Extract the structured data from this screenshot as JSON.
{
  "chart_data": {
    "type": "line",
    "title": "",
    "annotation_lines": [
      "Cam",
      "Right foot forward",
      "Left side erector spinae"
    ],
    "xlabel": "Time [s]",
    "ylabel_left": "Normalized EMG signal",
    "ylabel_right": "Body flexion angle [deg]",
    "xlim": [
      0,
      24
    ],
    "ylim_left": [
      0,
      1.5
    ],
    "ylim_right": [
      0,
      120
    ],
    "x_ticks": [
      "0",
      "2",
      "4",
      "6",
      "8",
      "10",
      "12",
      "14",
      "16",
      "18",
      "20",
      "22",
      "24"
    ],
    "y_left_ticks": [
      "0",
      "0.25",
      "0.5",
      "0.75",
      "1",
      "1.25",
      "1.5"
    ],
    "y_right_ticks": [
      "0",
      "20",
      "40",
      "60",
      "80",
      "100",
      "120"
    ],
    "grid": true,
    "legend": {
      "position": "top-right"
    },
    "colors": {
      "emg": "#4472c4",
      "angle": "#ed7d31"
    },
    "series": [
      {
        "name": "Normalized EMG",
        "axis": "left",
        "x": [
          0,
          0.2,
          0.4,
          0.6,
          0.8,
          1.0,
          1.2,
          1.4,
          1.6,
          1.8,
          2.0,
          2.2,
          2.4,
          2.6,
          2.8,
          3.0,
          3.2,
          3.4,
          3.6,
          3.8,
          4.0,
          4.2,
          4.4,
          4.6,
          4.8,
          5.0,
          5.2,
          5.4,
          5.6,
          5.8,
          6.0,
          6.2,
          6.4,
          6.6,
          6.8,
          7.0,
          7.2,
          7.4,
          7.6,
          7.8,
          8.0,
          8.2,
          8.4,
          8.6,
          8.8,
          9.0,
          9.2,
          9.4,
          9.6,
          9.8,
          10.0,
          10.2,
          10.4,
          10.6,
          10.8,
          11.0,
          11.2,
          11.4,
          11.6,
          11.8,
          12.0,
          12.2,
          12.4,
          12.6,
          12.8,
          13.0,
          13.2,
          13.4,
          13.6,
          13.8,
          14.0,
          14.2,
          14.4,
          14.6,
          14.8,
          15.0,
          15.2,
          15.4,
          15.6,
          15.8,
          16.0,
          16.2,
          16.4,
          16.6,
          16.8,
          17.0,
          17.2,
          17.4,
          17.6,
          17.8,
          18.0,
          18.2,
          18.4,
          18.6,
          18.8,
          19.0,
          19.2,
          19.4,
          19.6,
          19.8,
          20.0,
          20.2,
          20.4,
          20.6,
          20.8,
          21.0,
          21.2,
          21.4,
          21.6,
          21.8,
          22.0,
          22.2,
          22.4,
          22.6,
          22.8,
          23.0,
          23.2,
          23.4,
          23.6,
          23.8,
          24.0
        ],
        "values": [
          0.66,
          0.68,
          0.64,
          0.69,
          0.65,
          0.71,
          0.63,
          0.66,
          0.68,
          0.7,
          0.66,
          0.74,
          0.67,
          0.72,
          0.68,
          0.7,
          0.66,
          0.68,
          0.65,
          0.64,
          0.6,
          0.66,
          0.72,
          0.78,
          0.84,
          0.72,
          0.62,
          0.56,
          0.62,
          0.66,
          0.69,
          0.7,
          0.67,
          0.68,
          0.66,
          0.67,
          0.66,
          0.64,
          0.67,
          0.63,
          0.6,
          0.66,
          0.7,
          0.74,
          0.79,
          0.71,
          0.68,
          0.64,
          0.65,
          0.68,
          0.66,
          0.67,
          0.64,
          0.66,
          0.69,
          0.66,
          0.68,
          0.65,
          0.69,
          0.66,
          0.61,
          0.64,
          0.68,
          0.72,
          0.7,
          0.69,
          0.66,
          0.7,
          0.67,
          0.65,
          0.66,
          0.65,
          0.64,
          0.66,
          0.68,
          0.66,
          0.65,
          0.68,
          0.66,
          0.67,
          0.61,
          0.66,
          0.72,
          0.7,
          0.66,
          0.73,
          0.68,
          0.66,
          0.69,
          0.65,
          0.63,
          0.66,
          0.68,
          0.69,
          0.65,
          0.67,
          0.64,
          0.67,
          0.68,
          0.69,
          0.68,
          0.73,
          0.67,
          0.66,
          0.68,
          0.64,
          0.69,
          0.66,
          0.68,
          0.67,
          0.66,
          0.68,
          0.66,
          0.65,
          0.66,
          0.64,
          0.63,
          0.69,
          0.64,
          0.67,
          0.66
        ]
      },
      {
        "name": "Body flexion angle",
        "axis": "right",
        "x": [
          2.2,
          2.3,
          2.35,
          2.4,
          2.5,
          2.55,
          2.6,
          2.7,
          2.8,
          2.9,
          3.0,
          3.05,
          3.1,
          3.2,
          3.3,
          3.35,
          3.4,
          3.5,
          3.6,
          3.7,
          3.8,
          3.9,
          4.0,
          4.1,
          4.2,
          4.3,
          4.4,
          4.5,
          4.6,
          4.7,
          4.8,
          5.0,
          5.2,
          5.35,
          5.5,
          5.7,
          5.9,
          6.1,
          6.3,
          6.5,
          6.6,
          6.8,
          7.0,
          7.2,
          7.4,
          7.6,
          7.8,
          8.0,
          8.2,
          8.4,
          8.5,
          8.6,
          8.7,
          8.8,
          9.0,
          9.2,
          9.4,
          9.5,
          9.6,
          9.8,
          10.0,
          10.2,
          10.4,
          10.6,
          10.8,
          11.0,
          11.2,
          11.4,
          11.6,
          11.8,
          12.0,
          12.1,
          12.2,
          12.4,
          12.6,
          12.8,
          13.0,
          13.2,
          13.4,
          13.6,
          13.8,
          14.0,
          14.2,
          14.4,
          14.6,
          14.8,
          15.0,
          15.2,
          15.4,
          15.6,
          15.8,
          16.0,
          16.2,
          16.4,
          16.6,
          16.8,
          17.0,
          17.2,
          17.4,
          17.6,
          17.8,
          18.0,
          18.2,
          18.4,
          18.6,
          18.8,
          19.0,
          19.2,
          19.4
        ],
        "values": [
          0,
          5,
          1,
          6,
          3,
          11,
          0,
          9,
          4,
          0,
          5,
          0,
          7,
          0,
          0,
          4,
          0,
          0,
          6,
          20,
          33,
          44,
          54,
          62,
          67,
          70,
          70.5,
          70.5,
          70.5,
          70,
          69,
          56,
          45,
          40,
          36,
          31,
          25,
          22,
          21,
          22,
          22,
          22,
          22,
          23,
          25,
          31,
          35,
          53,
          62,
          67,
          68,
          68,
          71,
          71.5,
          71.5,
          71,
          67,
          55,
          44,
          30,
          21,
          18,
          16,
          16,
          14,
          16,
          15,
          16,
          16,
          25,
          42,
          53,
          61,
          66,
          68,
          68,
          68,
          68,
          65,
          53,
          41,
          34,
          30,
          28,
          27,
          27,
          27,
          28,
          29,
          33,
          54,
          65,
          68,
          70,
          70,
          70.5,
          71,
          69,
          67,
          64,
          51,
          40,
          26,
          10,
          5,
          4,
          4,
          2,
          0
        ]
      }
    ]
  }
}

**STATED PROBLEM**
All of the entries above should be written out again exactly.

**EXERCISE OUTPUT**
Extract the structured data from this screenshot as JSON.
{
  "chart_data": {
    "type": "line",
    "title": "",
    "annotation_lines": [
      "Cam",
      "Right foot forward",
      "Left side erector spinae"
    ],
    "xlabel": "Time [s]",
    "ylabel_left": "Normalized EMG signal",
    "ylabel_right": "Body flexion angle [deg]",
    "xlim": [
      0,
      24
    ],
    "ylim_left": [
      0,
      1.5
    ],
    "ylim_right": [
      0,
      120
    ],
    "x_ticks": [
      "0",
      "2",
      "4",
      "6",
      "8",
      "10",
      "12",
      "14",
      "16",
      "18",
      "20",
      "22",
      "24"
    ],
    "y_left_ticks": [
      "0",
      "0.25",
      "0.5",
      "0.75",
      "1",
      "1.25",
      "1.5"
    ],
    "y_right_ticks": [
      "0",
      "20",
      "40",
      "60",
      "80",
      "100",
      "120"
    ],
    "grid": true,
    "legend": {
      "position": "top-right"
    },
    "colors": {
      "emg": "#4472c4",
      "angle": "#ed7d31"
    },
    "series": [
      {
        "name": "Normalized EMG",
        "axis": "left",
        "x": [
          0,
          0.2,
          0.4,
          0.6,
          0.8,
          1.0,
          1.2,
          1.4,
          1.6,
          1.8,
          2.0,
          2.2,
          2.4,
          2.6,
          2.8,
          3.0,
          3.2,
          3.4,
          3.6,
          3.8,
          4.0,
          4.2,
          4.4,
          4.6,
          4.8,
          5.0,
          5.2,
          5.4,
          5.6,
          5.8,
          6.0,
          6.2,
          6.4,
          6.6,
          6.8,
          7.0,
          7.2,
          7.4,
          7.6,
          7.8,
          8.0,
          8.2,
          8.4,
          8.6,
          8.8,
          9.0,
          9.2,
          9.4,
          9.6,
          9.8,
          10.0,
          10.2,
          10.4,
          10.6,
          10.8,
          11.0,
          11.2,
          11.4,
          11.6,
          11.8,
          12.0,
          12.2,
          12.4,
          12.6,
          12.8,
          13.0,
          13.2,
          13.4,
          13.6,
          13.8,
          14.0,
          14.2,
          14.4,
          14.6,
          14.8,
          15.0,
          15.2,
          15.4,
          15.6,
          15.8,
          16.0,
          16.2,
          16.4,
          16.6,
          16.8,
          17.0,
          17.2,
          17.4,
          17.6,
          17.8,
          18.0,
          18.2,
          18.4,
          18.6,
          18.8,
          19.0,
          19.2,
          19.4,
          19.6,
          19.8,
          20.0,
          20.2,
          20.4,
          20.6,
          20.8,
          21.0,
          21.2,
          21.4,
          21.6,
          21.8,
          22.0,
          22.2,
          22.4,
          22.6,
          22.8,
          23.0,
          23.2,
          23.4,
          23.6,
          23.8,
          24.0
        ],
        "values": [
          0.66,
          0.68,
          0.64,
          0.69,
          0.65,
          0.71,
          0.63,
          0.66,
          0.68,
          0.7,
          0.66,
          0.74,
          0.67,
          0.72,
          0.68,
          0.7,
          0.66,
          0.68,
          0.65,
          0.64,
          0.6,
          0.66,
          0.72,
          0.78,
          0.84,
          0.72,
          0.62,
          0.56,
          0.62,
          0.66,
          0.69,
          0.7,
          0.67,
          0.68,
          0.66,
          0.67,
          0.66,
          0.64,
          0.67,
          0.63,
          0.6,
          0.66,
          0.7,
          0.74,
          0.79,
          0.71,
          0.68,
          0.64,
          0.65,
          0.68,
          0.66,
          0.67,
          0.64,
          0.66,
          0.69,
          0.66,
          0.68,
          0.65,
          0.69,
          0.66,
          0.61,
          0.64,
          0.68,
          0.72,
          0.7,
          0.69,
          0.66,
          0.7,
          0.67,
          0.65,
          0.66,
          0.65,
          0.64,
          0.66,
          0.68,
          0.66,
          0.65,
          0.68,
          0.66,
          0.67,
          0.61,
          0.66,
          0.72,
          0.7,
          0.66,
          0.73,
          0.68,
          0.66,
          0.69,
          0.65,
          0.63,
          0.66,
          0.68,
          0.69,
          0.65,
          0.67,
          0.64,
          0.67,
          0.68,
          0.69,
          0.68,
          0.73,
          0.67,
          0.66,
          0.68,
          0.64,
          0.69,
          0.66,
          0.68,
          0.67,
          0.66,
          0.68,
          0.66,
          0.65,
          0.66,
          0.64,
          0.63,
          0.69,
          0.64,
          0.67,
          0.66
        ]
      },
      {
        "name": "Body flexion angle",
        "axis": "right",
        "x": [
          2.2,
          2.3,
          2.35,
          2.4,
          2.5,
          2.55,
          2.6,
          2.7,
          2.8,
          2.9,
          3.0,
          3.05,
          3.1,
          3.2,
          3.3,
          3.35,
          3.4,
          3.5,
          3.6,
          3.7,
          3.8,
          3.9,
          4.0,
          4.1,
          4.2,
          4.3,
          4.4,
          4.5,
          4.6,
          4.7,
          4.8,
          5.0,
          5.2,
          5.35,
          5.5,
          5.7,
          5.9,
          6.1,
          6.3,
          6.5,
          6.6,
          6.8,
          7.0,
          7.2,
          7.4,
          7.6,
          7.8,
          8.0,
          8.2,
          8.4,
          8.5,
          8.6,
          8.7,
          8.8,
          9.0,
          9.2,
          9.4,
          9.5,
          9.6,
          9.8,
          10.0,
          10.2,
          10.4,
          10.6,
          10.8,
          11.0,
          11.2,
          11.4,
          11.6,
          11.8,
          12.0,
          12.1,
          12.2,
          12.4,
          12.6,
          12.8,
          13.0,
          13.2,
          13.4,
          13.6,
          13.8,
          14.0,
          14.2,
          14.4,
          14.6,
          14.8,
          15.0,
          15.2,
          15.4,
          15.6,
          15.8,
          16.0,
          16.2,
          16.4,
          16.6,
          16.8,
          17.0,
          17.2,
          17.4,
          17.6,
          17.8,
          18.0,
          18.2,
          18.4,
          18.6,
          18.8,
          19.0,
          19.2,
          19.4
        ],
        "values": [
          0,
          5,
          1,
          6,
          3,
          11,
          0,
          9,
          4,
          0,
          5,
          0,
          7,
          0,
          0,
          4,
          0,
          0,
          6,
          20,
          33,
          44,
          54,
          62,
          67,
          70,
          70.5,
          70.5,
          70.5,
          70,
          69,
          56,
          45,
          40,
          36,
          31,
          25,
          22,
          21,
          22,
          22,
          22,
          22,
          23,
          25,
          31,
          35,
          53,
          62,
          67,
          68,
          68,
          71,
          71.5,
          71.5,
          71,
          67,
          55,
          44,
          30,
          21,
          18,
          16,
          16,
          14,
          16,
          15,
          16,
          16,
          25,
          42,
          53,
          61,
          66,
          68,
          68,
          68,
          68,
          65,
          53,
          41,
          34,
          30,
          28,
          27,
          27,
          27,
          28,
          29,
          33,
          54,
          65,
          68,
          70,
          70,
          70.5,
          71,
          69,
          67,
          64,
          51,
          40,
          26,
          10,
          5,
          4,
          4,
          2,
          0
        ]
      }
    ]
  }
}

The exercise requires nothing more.